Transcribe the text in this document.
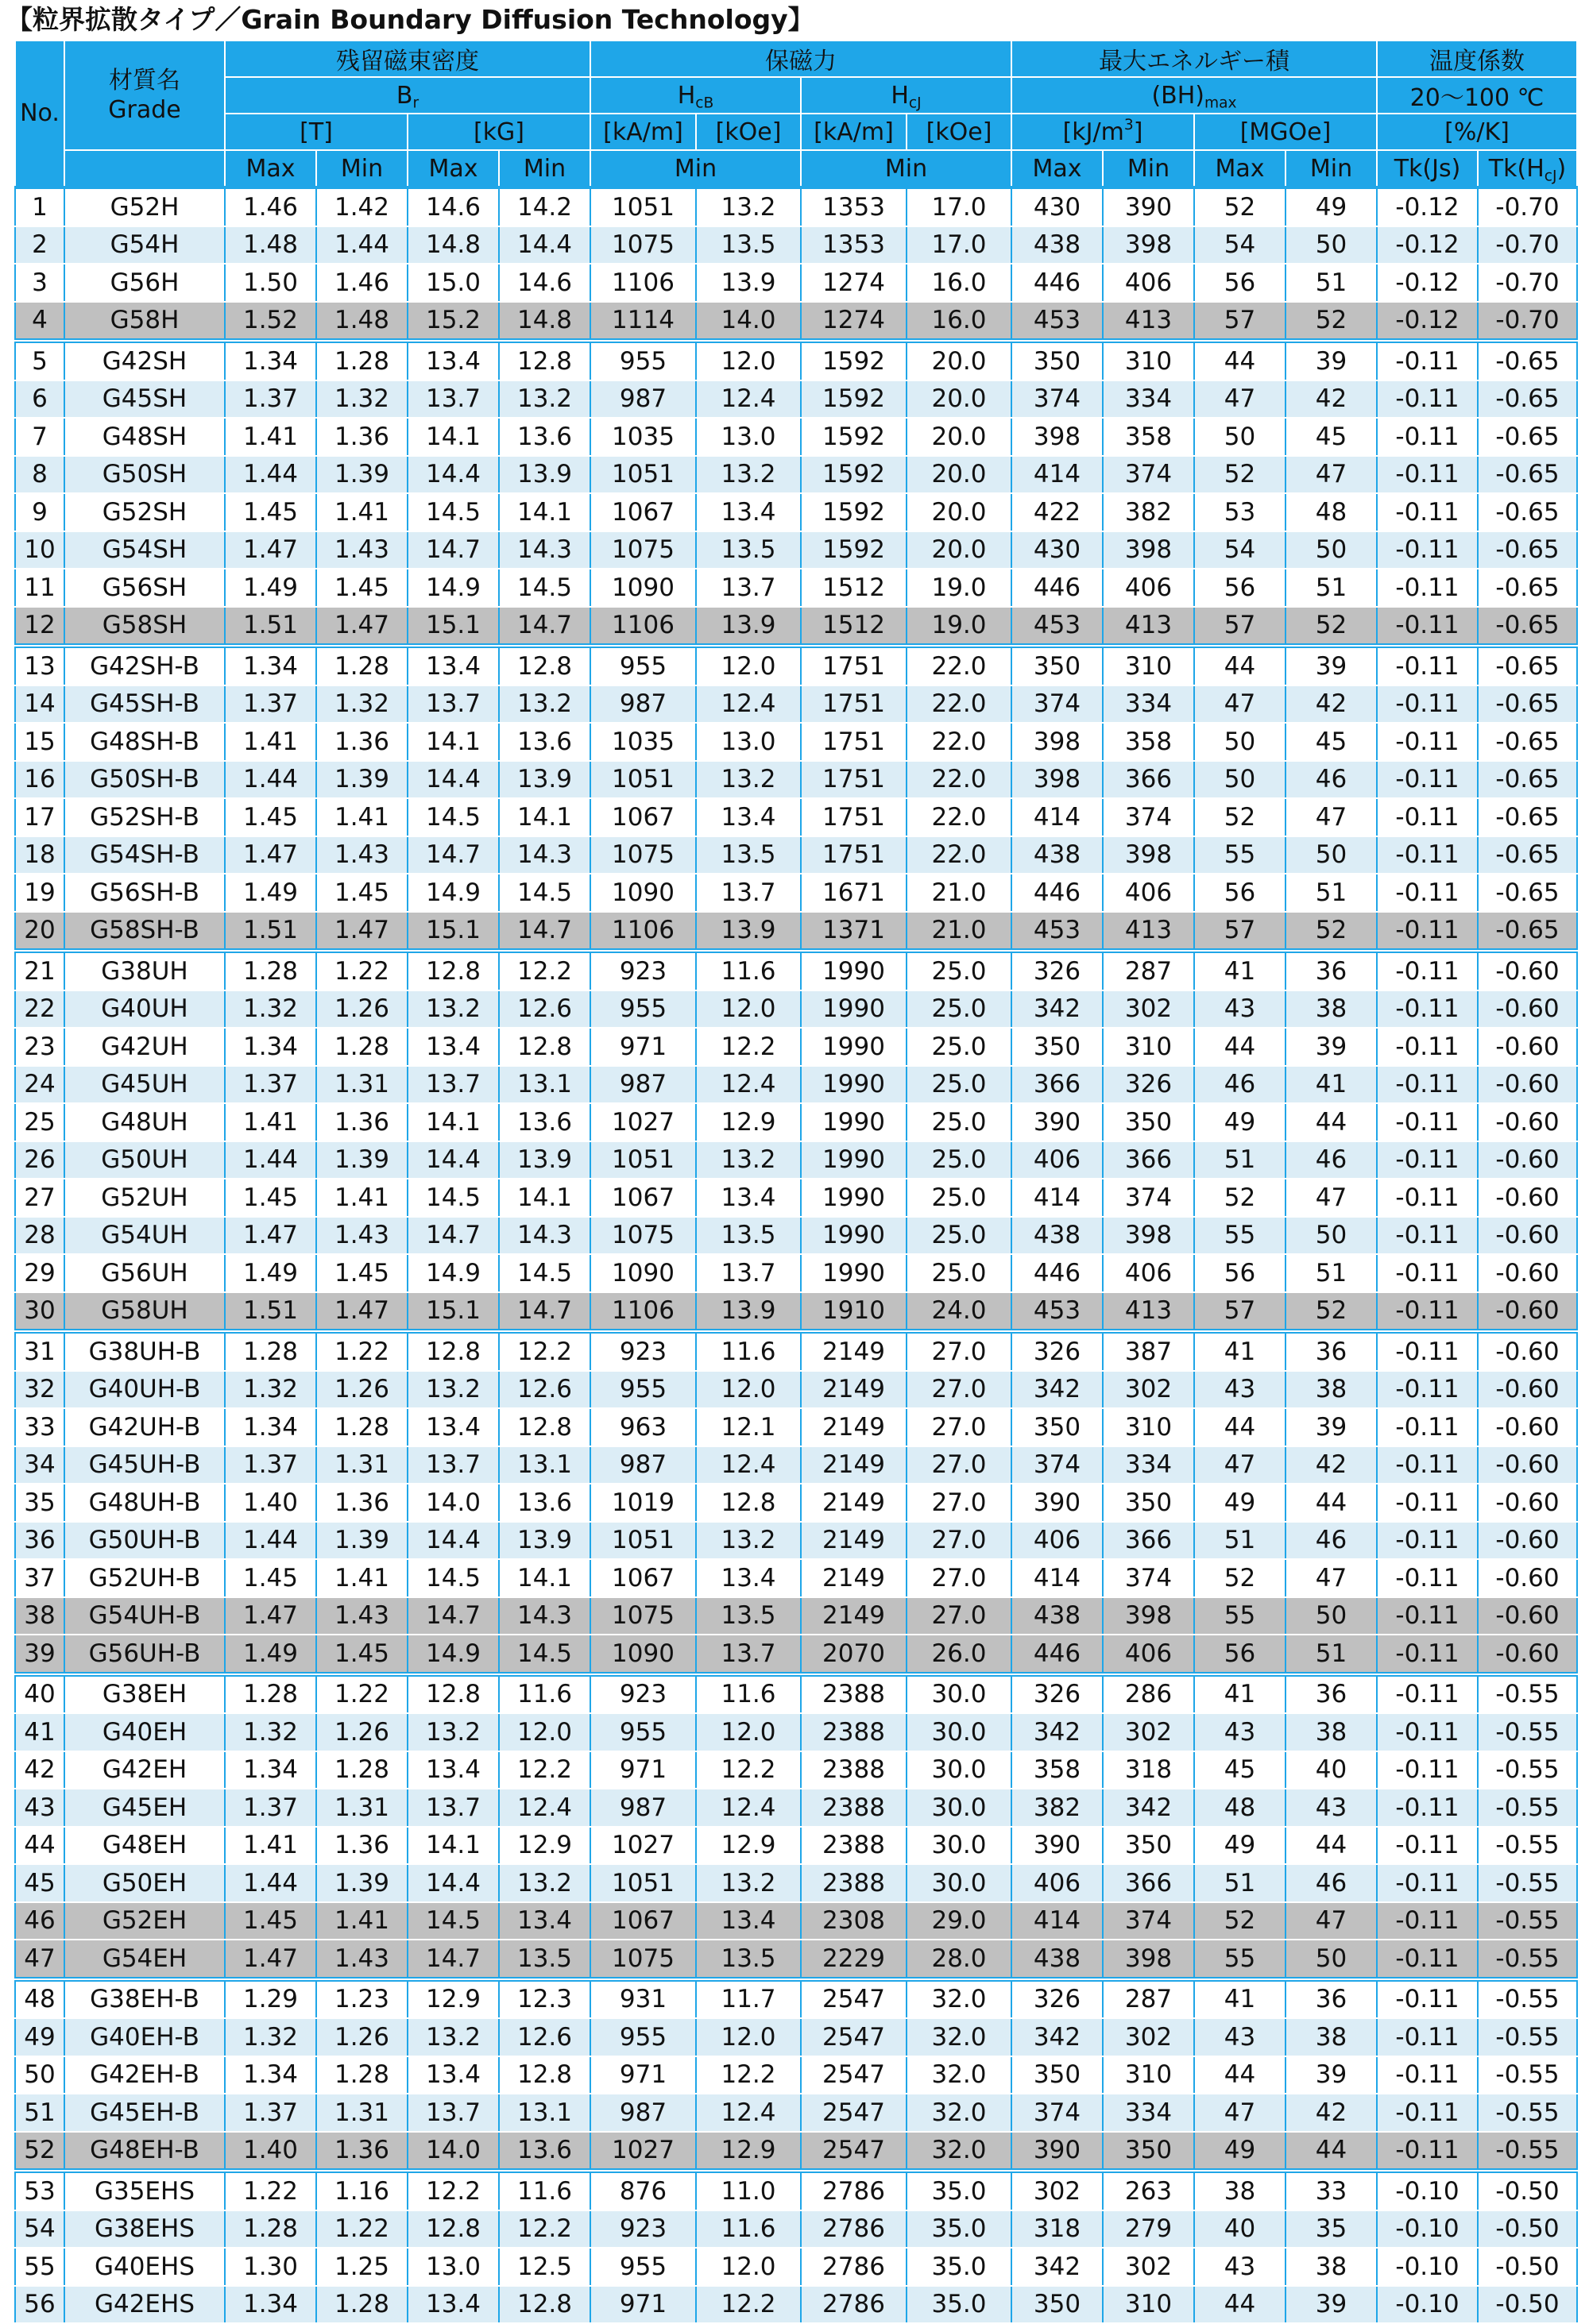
【粒界拡散タイプ／Grain Boundary Diffusion Technology】
No.	材質名
Grade	残留磁束密度				保磁力				最大エネルギー積				温度係数	
		$B_r$				$H_{cB}$		$H_{cJ}$		$(BH)_{max}$				20～100 ℃	
		[T]		[kG]		[kA/m]	[kOe]	[kA/m]	[kOe]	$[kJ/m^3]$		[MGOe]		[%/K]	
		Max	Min	Max	Min	Min		Min		Max	Min	Max	Min	Tk(Js)	$Tk(H_{cJ})$
1	G52H	1.46	1.42	14.6	14.2	1051	13.2	1353	17.0	430	390	52	49	-0.12	-0.70
2	G54H	1.48	1.44	14.8	14.4	1075	13.5	1353	17.0	438	398	54	50	-0.12	-0.70
3	G56H	1.50	1.46	15.0	14.6	1106	13.9	1274	16.0	446	406	56	51	-0.12	-0.70
4	G58H	1.52	1.48	15.2	14.8	1114	14.0	1274	16.0	453	413	57	52	-0.12	-0.70
5	G42SH	1.34	1.28	13.4	12.8	955	12.0	1592	20.0	350	310	44	39	-0.11	-0.65
6	G45SH	1.37	1.32	13.7	13.2	987	12.4	1592	20.0	374	334	47	42	-0.11	-0.65
7	G48SH	1.41	1.36	14.1	13.6	1035	13.0	1592	20.0	398	358	50	45	-0.11	-0.65
8	G50SH	1.44	1.39	14.4	13.9	1051	13.2	1592	20.0	414	374	52	47	-0.11	-0.65
9	G52SH	1.45	1.41	14.5	14.1	1067	13.4	1592	20.0	422	382	53	48	-0.11	-0.65
10	G54SH	1.47	1.43	14.7	14.3	1075	13.5	1592	20.0	430	398	54	50	-0.11	-0.65
11	G56SH	1.49	1.45	14.9	14.5	1090	13.7	1512	19.0	446	406	56	51	-0.11	-0.65
12	G58SH	1.51	1.47	15.1	14.7	1106	13.9	1512	19.0	453	413	57	52	-0.11	-0.65
13	G42SH-B	1.34	1.28	13.4	12.8	955	12.0	1751	22.0	350	310	44	39	-0.11	-0.65
14	G45SH-B	1.37	1.32	13.7	13.2	987	12.4	1751	22.0	374	334	47	42	-0.11	-0.65
15	G48SH-B	1.41	1.36	14.1	13.6	1035	13.0	1751	22.0	398	358	50	45	-0.11	-0.65
16	G50SH-B	1.44	1.39	14.4	13.9	1051	13.2	1751	22.0	398	366	50	46	-0.11	-0.65
17	G52SH-B	1.45	1.41	14.5	14.1	1067	13.4	1751	22.0	414	374	52	47	-0.11	-0.65
18	G54SH-B	1.47	1.43	14.7	14.3	1075	13.5	1751	22.0	438	398	55	50	-0.11	-0.65
19	G56SH-B	1.49	1.45	14.9	14.5	1090	13.7	1671	21.0	446	406	56	51	-0.11	-0.65
20	G58SH-B	1.51	1.47	15.1	14.7	1106	13.9	1371	21.0	453	413	57	52	-0.11	-0.65
21	G38UH	1.28	1.22	12.8	12.2	923	11.6	1990	25.0	326	287	41	36	-0.11	-0.60
22	G40UH	1.32	1.26	13.2	12.6	955	12.0	1990	25.0	342	302	43	38	-0.11	-0.60
23	G42UH	1.34	1.28	13.4	12.8	971	12.2	1990	25.0	350	310	44	39	-0.11	-0.60
24	G45UH	1.37	1.31	13.7	13.1	987	12.4	1990	25.0	366	326	46	41	-0.11	-0.60
25	G48UH	1.41	1.36	14.1	13.6	1027	12.9	1990	25.0	390	350	49	44	-0.11	-0.60
26	G50UH	1.44	1.39	14.4	13.9	1051	13.2	1990	25.0	406	366	51	46	-0.11	-0.60
27	G52UH	1.45	1.41	14.5	14.1	1067	13.4	1990	25.0	414	374	52	47	-0.11	-0.60
28	G54UH	1.47	1.43	14.7	14.3	1075	13.5	1990	25.0	438	398	55	50	-0.11	-0.60
29	G56UH	1.49	1.45	14.9	14.5	1090	13.7	1990	25.0	446	406	56	51	-0.11	-0.60
30	G58UH	1.51	1.47	15.1	14.7	1106	13.9	1910	24.0	453	413	57	52	-0.11	-0.60
31	G38UH-B	1.28	1.22	12.8	12.2	923	11.6	2149	27.0	326	387	41	36	-0.11	-0.60
32	G40UH-B	1.32	1.26	13.2	12.6	955	12.0	2149	27.0	342	302	43	38	-0.11	-0.60
33	G42UH-B	1.34	1.28	13.4	12.8	963	12.1	2149	27.0	350	310	44	39	-0.11	-0.60
34	G45UH-B	1.37	1.31	13.7	13.1	987	12.4	2149	27.0	374	334	47	42	-0.11	-0.60
35	G48UH-B	1.40	1.36	14.0	13.6	1019	12.8	2149	27.0	390	350	49	44	-0.11	-0.60
36	G50UH-B	1.44	1.39	14.4	13.9	1051	13.2	2149	27.0	406	366	51	46	-0.11	-0.60
37	G52UH-B	1.45	1.41	14.5	14.1	1067	13.4	2149	27.0	414	374	52	47	-0.11	-0.60
38	G54UH-B	1.47	1.43	14.7	14.3	1075	13.5	2149	27.0	438	398	55	50	-0.11	-0.60
39	G56UH-B	1.49	1.45	14.9	14.5	1090	13.7	2070	26.0	446	406	56	51	-0.11	-0.60
40	G38EH	1.28	1.22	12.8	11.6	923	11.6	2388	30.0	326	286	41	36	-0.11	-0.55
41	G40EH	1.32	1.26	13.2	12.0	955	12.0	2388	30.0	342	302	43	38	-0.11	-0.55
42	G42EH	1.34	1.28	13.4	12.2	971	12.2	2388	30.0	358	318	45	40	-0.11	-0.55
43	G45EH	1.37	1.31	13.7	12.4	987	12.4	2388	30.0	382	342	48	43	-0.11	-0.55
44	G48EH	1.41	1.36	14.1	12.9	1027	12.9	2388	30.0	390	350	49	44	-0.11	-0.55
45	G50EH	1.44	1.39	14.4	13.2	1051	13.2	2388	30.0	406	366	51	46	-0.11	-0.55
46	G52EH	1.45	1.41	14.5	13.4	1067	13.4	2308	29.0	414	374	52	47	-0.11	-0.55
47	G54EH	1.47	1.43	14.7	13.5	1075	13.5	2229	28.0	438	398	55	50	-0.11	-0.55
48	G38EH-B	1.29	1.23	12.9	12.3	931	11.7	2547	32.0	326	287	41	36	-0.11	-0.55
49	G40EH-B	1.32	1.26	13.2	12.6	955	12.0	2547	32.0	342	302	43	38	-0.11	-0.55
50	G42EH-B	1.34	1.28	13.4	12.8	971	12.2	2547	32.0	350	310	44	39	-0.11	-0.55
51	G45EH-B	1.37	1.31	13.7	13.1	987	12.4	2547	32.0	374	334	47	42	-0.11	-0.55
52	G48EH-B	1.40	1.36	14.0	13.6	1027	12.9	2547	32.0	390	350	49	44	-0.11	-0.55
53	G35EHS	1.22	1.16	12.2	11.6	876	11.0	2786	35.0	302	263	38	33	-0.10	-0.50
54	G38EHS	1.28	1.22	12.8	12.2	923	11.6	2786	35.0	318	279	40	35	-0.10	-0.50
55	G40EHS	1.30	1.25	13.0	12.5	955	12.0	2786	35.0	342	302	43	38	-0.10	-0.50
56	G42EHS	1.34	1.28	13.4	12.8	971	12.2	2786	35.0	350	310	44	39	-0.10	-0.50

+===+

- _Aim_: Print the listing above in full, exactly as written. Omit any pictures.

- _The response_:
Transcribe the text in this document.
【粒界拡散タイプ／Grain Boundary Diffusion Technology】
No.	材質名
Grade	残留磁束密度				保磁力				最大エネルギー積				温度係数	
		$B_r$				$H_{cB}$		$H_{cJ}$		$(BH)_{max}$				20～100 ℃	
		[T]		[kG]		[kA/m]	[kOe]	[kA/m]	[kOe]	$[kJ/m^3]$		[MGOe]		[%/K]	
		Max	Min	Max	Min	Min		Min		Max	Min	Max	Min	Tk(Js)	$Tk(H_{cJ})$
1	G52H	1.46	1.42	14.6	14.2	1051	13.2	1353	17.0	430	390	52	49	-0.12	-0.70
2	G54H	1.48	1.44	14.8	14.4	1075	13.5	1353	17.0	438	398	54	50	-0.12	-0.70
3	G56H	1.50	1.46	15.0	14.6	1106	13.9	1274	16.0	446	406	56	51	-0.12	-0.70
4	G58H	1.52	1.48	15.2	14.8	1114	14.0	1274	16.0	453	413	57	52	-0.12	-0.70
5	G42SH	1.34	1.28	13.4	12.8	955	12.0	1592	20.0	350	310	44	39	-0.11	-0.65
6	G45SH	1.37	1.32	13.7	13.2	987	12.4	1592	20.0	374	334	47	42	-0.11	-0.65
7	G48SH	1.41	1.36	14.1	13.6	1035	13.0	1592	20.0	398	358	50	45	-0.11	-0.65
8	G50SH	1.44	1.39	14.4	13.9	1051	13.2	1592	20.0	414	374	52	47	-0.11	-0.65
9	G52SH	1.45	1.41	14.5	14.1	1067	13.4	1592	20.0	422	382	53	48	-0.11	-0.65
10	G54SH	1.47	1.43	14.7	14.3	1075	13.5	1592	20.0	430	398	54	50	-0.11	-0.65
11	G56SH	1.49	1.45	14.9	14.5	1090	13.7	1512	19.0	446	406	56	51	-0.11	-0.65
12	G58SH	1.51	1.47	15.1	14.7	1106	13.9	1512	19.0	453	413	57	52	-0.11	-0.65
13	G42SH-B	1.34	1.28	13.4	12.8	955	12.0	1751	22.0	350	310	44	39	-0.11	-0.65
14	G45SH-B	1.37	1.32	13.7	13.2	987	12.4	1751	22.0	374	334	47	42	-0.11	-0.65
15	G48SH-B	1.41	1.36	14.1	13.6	1035	13.0	1751	22.0	398	358	50	45	-0.11	-0.65
16	G50SH-B	1.44	1.39	14.4	13.9	1051	13.2	1751	22.0	398	366	50	46	-0.11	-0.65
17	G52SH-B	1.45	1.41	14.5	14.1	1067	13.4	1751	22.0	414	374	52	47	-0.11	-0.65
18	G54SH-B	1.47	1.43	14.7	14.3	1075	13.5	1751	22.0	438	398	55	50	-0.11	-0.65
19	G56SH-B	1.49	1.45	14.9	14.5	1090	13.7	1671	21.0	446	406	56	51	-0.11	-0.65
20	G58SH-B	1.51	1.47	15.1	14.7	1106	13.9	1371	21.0	453	413	57	52	-0.11	-0.65
21	G38UH	1.28	1.22	12.8	12.2	923	11.6	1990	25.0	326	287	41	36	-0.11	-0.60
22	G40UH	1.32	1.26	13.2	12.6	955	12.0	1990	25.0	342	302	43	38	-0.11	-0.60
23	G42UH	1.34	1.28	13.4	12.8	971	12.2	1990	25.0	350	310	44	39	-0.11	-0.60
24	G45UH	1.37	1.31	13.7	13.1	987	12.4	1990	25.0	366	326	46	41	-0.11	-0.60
25	G48UH	1.41	1.36	14.1	13.6	1027	12.9	1990	25.0	390	350	49	44	-0.11	-0.60
26	G50UH	1.44	1.39	14.4	13.9	1051	13.2	1990	25.0	406	366	51	46	-0.11	-0.60
27	G52UH	1.45	1.41	14.5	14.1	1067	13.4	1990	25.0	414	374	52	47	-0.11	-0.60
28	G54UH	1.47	1.43	14.7	14.3	1075	13.5	1990	25.0	438	398	55	50	-0.11	-0.60
29	G56UH	1.49	1.45	14.9	14.5	1090	13.7	1990	25.0	446	406	56	51	-0.11	-0.60
30	G58UH	1.51	1.47	15.1	14.7	1106	13.9	1910	24.0	453	413	57	52	-0.11	-0.60
31	G38UH-B	1.28	1.22	12.8	12.2	923	11.6	2149	27.0	326	387	41	36	-0.11	-0.60
32	G40UH-B	1.32	1.26	13.2	12.6	955	12.0	2149	27.0	342	302	43	38	-0.11	-0.60
33	G42UH-B	1.34	1.28	13.4	12.8	963	12.1	2149	27.0	350	310	44	39	-0.11	-0.60
34	G45UH-B	1.37	1.31	13.7	13.1	987	12.4	2149	27.0	374	334	47	42	-0.11	-0.60
35	G48UH-B	1.40	1.36	14.0	13.6	1019	12.8	2149	27.0	390	350	49	44	-0.11	-0.60
36	G50UH-B	1.44	1.39	14.4	13.9	1051	13.2	2149	27.0	406	366	51	46	-0.11	-0.60
37	G52UH-B	1.45	1.41	14.5	14.1	1067	13.4	2149	27.0	414	374	52	47	-0.11	-0.60
38	G54UH-B	1.47	1.43	14.7	14.3	1075	13.5	2149	27.0	438	398	55	50	-0.11	-0.60
39	G56UH-B	1.49	1.45	14.9	14.5	1090	13.7	2070	26.0	446	406	56	51	-0.11	-0.60
40	G38EH	1.28	1.22	12.8	11.6	923	11.6	2388	30.0	326	286	41	36	-0.11	-0.55
41	G40EH	1.32	1.26	13.2	12.0	955	12.0	2388	30.0	342	302	43	38	-0.11	-0.55
42	G42EH	1.34	1.28	13.4	12.2	971	12.2	2388	30.0	358	318	45	40	-0.11	-0.55
43	G45EH	1.37	1.31	13.7	12.4	987	12.4	2388	30.0	382	342	48	43	-0.11	-0.55
44	G48EH	1.41	1.36	14.1	12.9	1027	12.9	2388	30.0	390	350	49	44	-0.11	-0.55
45	G50EH	1.44	1.39	14.4	13.2	1051	13.2	2388	30.0	406	366	51	46	-0.11	-0.55
46	G52EH	1.45	1.41	14.5	13.4	1067	13.4	2308	29.0	414	374	52	47	-0.11	-0.55
47	G54EH	1.47	1.43	14.7	13.5	1075	13.5	2229	28.0	438	398	55	50	-0.11	-0.55
48	G38EH-B	1.29	1.23	12.9	12.3	931	11.7	2547	32.0	326	287	41	36	-0.11	-0.55
49	G40EH-B	1.32	1.26	13.2	12.6	955	12.0	2547	32.0	342	302	43	38	-0.11	-0.55
50	G42EH-B	1.34	1.28	13.4	12.8	971	12.2	2547	32.0	350	310	44	39	-0.11	-0.55
51	G45EH-B	1.37	1.31	13.7	13.1	987	12.4	2547	32.0	374	334	47	42	-0.11	-0.55
52	G48EH-B	1.40	1.36	14.0	13.6	1027	12.9	2547	32.0	390	350	49	44	-0.11	-0.55
53	G35EHS	1.22	1.16	12.2	11.6	876	11.0	2786	35.0	302	263	38	33	-0.10	-0.50
54	G38EHS	1.28	1.22	12.8	12.2	923	11.6	2786	35.0	318	279	40	35	-0.10	-0.50
55	G40EHS	1.30	1.25	13.0	12.5	955	12.0	2786	35.0	342	302	43	38	-0.10	-0.50
56	G42EHS	1.34	1.28	13.4	12.8	971	12.2	2786	35.0	350	310	44	39	-0.10	-0.50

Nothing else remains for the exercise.